• **CHALLENGES**
1. In the kmemleak mailing-list reply, which function goes through the early_log array and replays the previously recorded requests?
2. Carry the kmemleak mailing-list reply forward past its final quoted line.

• **TEXT TO READ**
———

Re: [PATCH 2/4] kmemleak: Handle percpu memory allocation

From: Tejun Heo
Date: Tue Oct 04 2011 - 13:00:08 EST


Hello, Catalin.

On Tue, Oct 04, 2011 at 10:26:24AM +0100, Catalin Marinas wrote:
> Before kmemleak is initialised we still get memory allocations that
> kmemleak stores in an early_log buffer (via the log_early() function
> called from kmemleak_alloc_percpu). Later when kmemleak has all the data
> structures in place, the kmemleak_init() function goes through the
> early_log array and replays the previously recorded requests. The
> early_alloc_percpu() function is used during early_log replaying and it
> indeed registers every percpu memory block but the early_log is always
> O(#PCPU_ALLOCS).

———

• **INFORMATION SUPPLIED**
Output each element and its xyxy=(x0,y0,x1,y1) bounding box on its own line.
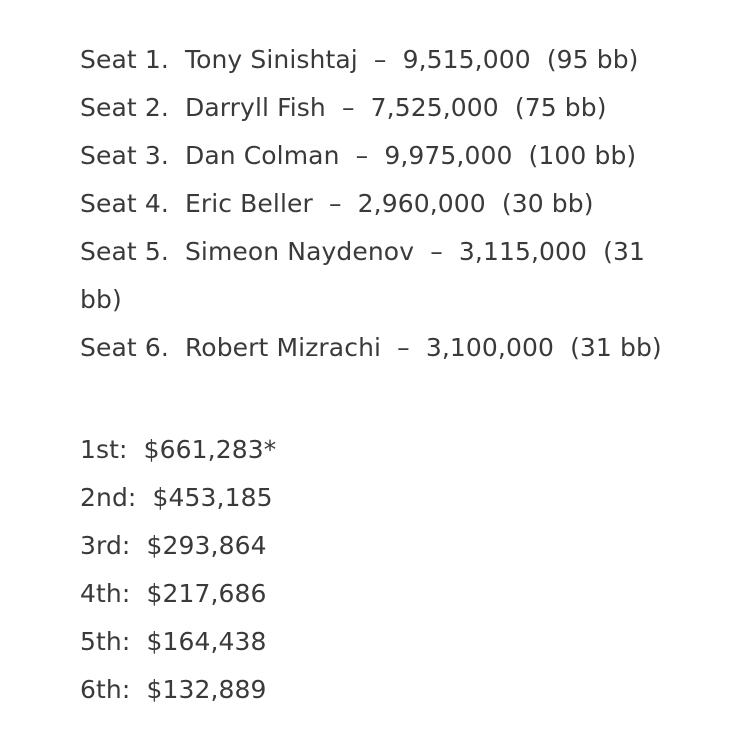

———

• **RESULTS FOR EACH TASK**
1. The kmemleak_init() function.

2.
>
> The reason we don't call kmemleak_alloc_percpu() directly during
> replaying is that early_alloc() also copies the previously recorded
> stack trace into the newly created object (otherwise all early
> allocations would be shown as done by kmemleak_init).

Ah, okay, I was misreading the patch. For some reason, log_early()
was nested inside for_each_possible_cpu(), but one other thing.
kmemleak_free_percpu() is calling log_early() w/ KMEMLEAK_FREE.
Shouldn't it be KMEMLEAK_FREE_PERCPU?

Thanks.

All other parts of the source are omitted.